### Exercise
Each line of the listing that contains the word "color" is to be copied.

Records about charts and figures
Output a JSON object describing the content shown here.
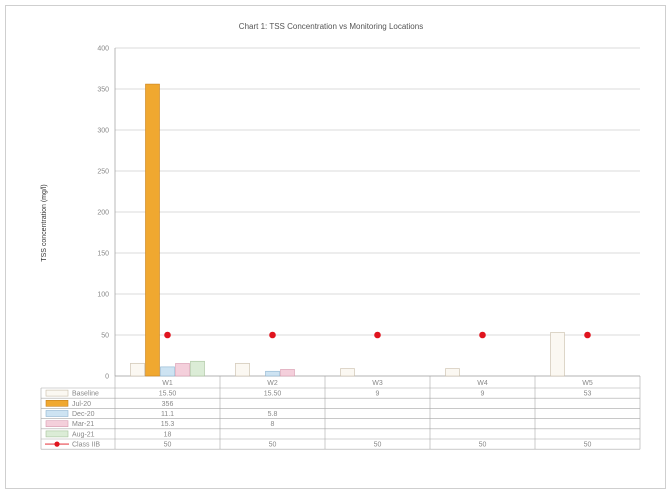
{
  "chart_data": {
    "type": "bar",
    "title": "Chart 1: TSS Concentration vs Monitoring Locations",
    "ylabel": "TSS concentration (mg/l)",
    "xlabel": "",
    "ylim": [
      0,
      400
    ],
    "ytick_labels": [
      "0",
      "50",
      "100",
      "150",
      "200",
      "250",
      "300",
      "350",
      "400"
    ],
    "ytick_values": [
      0,
      50,
      100,
      150,
      200,
      250,
      300,
      350,
      400
    ],
    "categories": [
      "W1",
      "W2",
      "W3",
      "W4",
      "W5"
    ],
    "grid": true,
    "legend": "data-table-left",
    "series": [
      {
        "name": "Baseline",
        "kind": "bar",
        "color": "#fbf8f2",
        "stroke": "#c8bca8",
        "values": [
          15.5,
          15.5,
          9,
          9,
          53
        ],
        "labels": [
          "15.50",
          "15.50",
          "9",
          "9",
          "53"
        ]
      },
      {
        "name": "Jul-20",
        "kind": "bar",
        "color": "#f0a830",
        "stroke": "#c8801a",
        "values": [
          356,
          null,
          null,
          null,
          null
        ],
        "labels": [
          "356",
          "",
          "",
          "",
          ""
        ]
      },
      {
        "name": "Dec-20",
        "kind": "bar",
        "color": "#cde3f2",
        "stroke": "#8fb4d0",
        "values": [
          11.1,
          5.8,
          null,
          null,
          null
        ],
        "labels": [
          "11.1",
          "5.8",
          "",
          "",
          ""
        ]
      },
      {
        "name": "Mar-21",
        "kind": "bar",
        "color": "#f4cfdb",
        "stroke": "#d79bb0",
        "values": [
          15.3,
          8,
          null,
          null,
          null
        ],
        "labels": [
          "15.3",
          "8",
          "",
          "",
          ""
        ]
      },
      {
        "name": "Aug-21",
        "kind": "bar",
        "color": "#dbecd6",
        "stroke": "#a7c29c",
        "values": [
          18,
          null,
          null,
          null,
          null
        ],
        "labels": [
          "18",
          "",
          "",
          "",
          ""
        ]
      },
      {
        "name": "Class IIB",
        "kind": "marker",
        "color": "#e0141e",
        "values": [
          50,
          50,
          50,
          50,
          50
        ],
        "labels": [
          "50",
          "50",
          "50",
          "50",
          "50"
        ]
      }
    ]
  }
}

### Output of the task
        "color": "#fbf8f2",
        "color": "#f0a830",
        "color": "#cde3f2",
        "color": "#f4cfdb",
        "color": "#dbecd6",
        "color": "#e0141e",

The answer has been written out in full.